## Given request:
Each entry below is to be given again word for word, with no pictures.

##############################

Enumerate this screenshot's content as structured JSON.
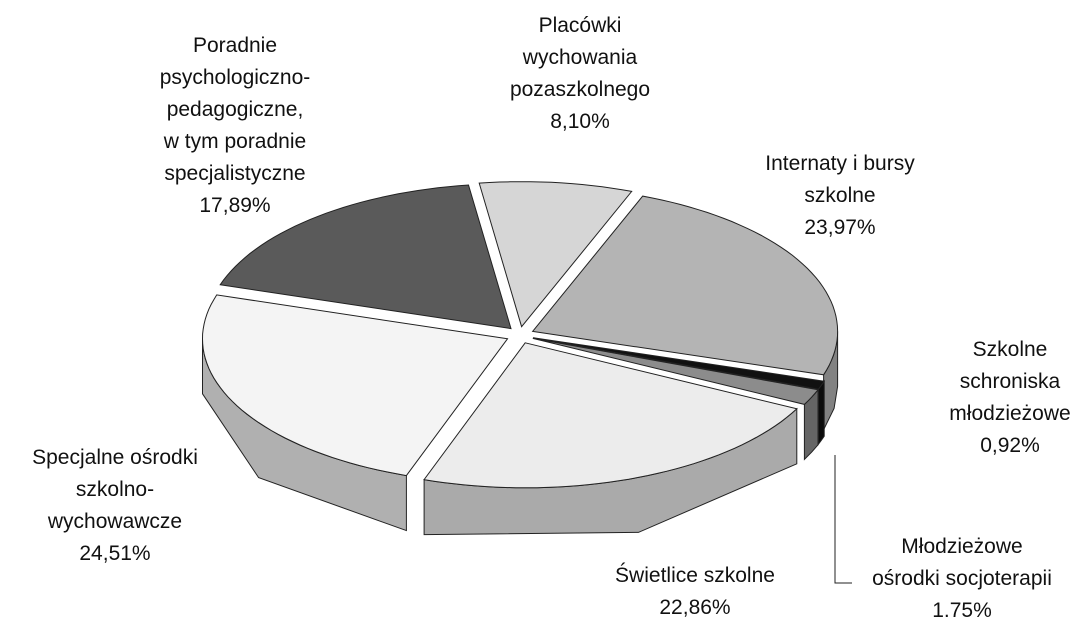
{
  "chart_data": {
    "type": "pie",
    "categories": [
      "Placówki\nwychowania\npozaszkolnego",
      "Internaty i bursy\nszkolne",
      "Szkolne\nschroniska\nmłodzieżowe",
      "Młodzieżowe\nośrodki socjoterapii",
      "Świetlice szkolne",
      "Specjalne ośrodki\nszkolno-\nwychowawcze",
      "Poradnie\npsychologiczno-\npedagogiczne,\nw tym poradnie\nspecjalistyczne"
    ],
    "values": [
      8.1,
      23.97,
      0.92,
      1.75,
      22.86,
      24.51,
      17.89
    ],
    "value_labels": [
      "8,10%",
      "23,97%",
      "0,92%",
      "1.75%",
      "22,86%",
      "24,51%",
      "17,89%"
    ],
    "colors": [
      "#d6d6d6",
      "#b4b4b4",
      "#111111",
      "#8c8c8c",
      "#ececec",
      "#f4f4f4",
      "#5a5a5a"
    ]
  }
}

##############################

## Task response:
Enumerate this screenshot's content as structured JSON.
{
  "chart_data": {
    "type": "pie",
    "categories": [
      "Placówki\nwychowania\npozaszkolnego",
      "Internaty i bursy\nszkolne",
      "Szkolne\nschroniska\nmłodzieżowe",
      "Młodzieżowe\nośrodki socjoterapii",
      "Świetlice szkolne",
      "Specjalne ośrodki\nszkolno-\nwychowawcze",
      "Poradnie\npsychologiczno-\npedagogiczne,\nw tym poradnie\nspecjalistyczne"
    ],
    "values": [
      8.1,
      23.97,
      0.92,
      1.75,
      22.86,
      24.51,
      17.89
    ],
    "value_labels": [
      "8,10%",
      "23,97%",
      "0,92%",
      "1.75%",
      "22,86%",
      "24,51%",
      "17,89%"
    ],
    "colors": [
      "#d6d6d6",
      "#b4b4b4",
      "#111111",
      "#8c8c8c",
      "#ececec",
      "#f4f4f4",
      "#5a5a5a"
    ]
  }
}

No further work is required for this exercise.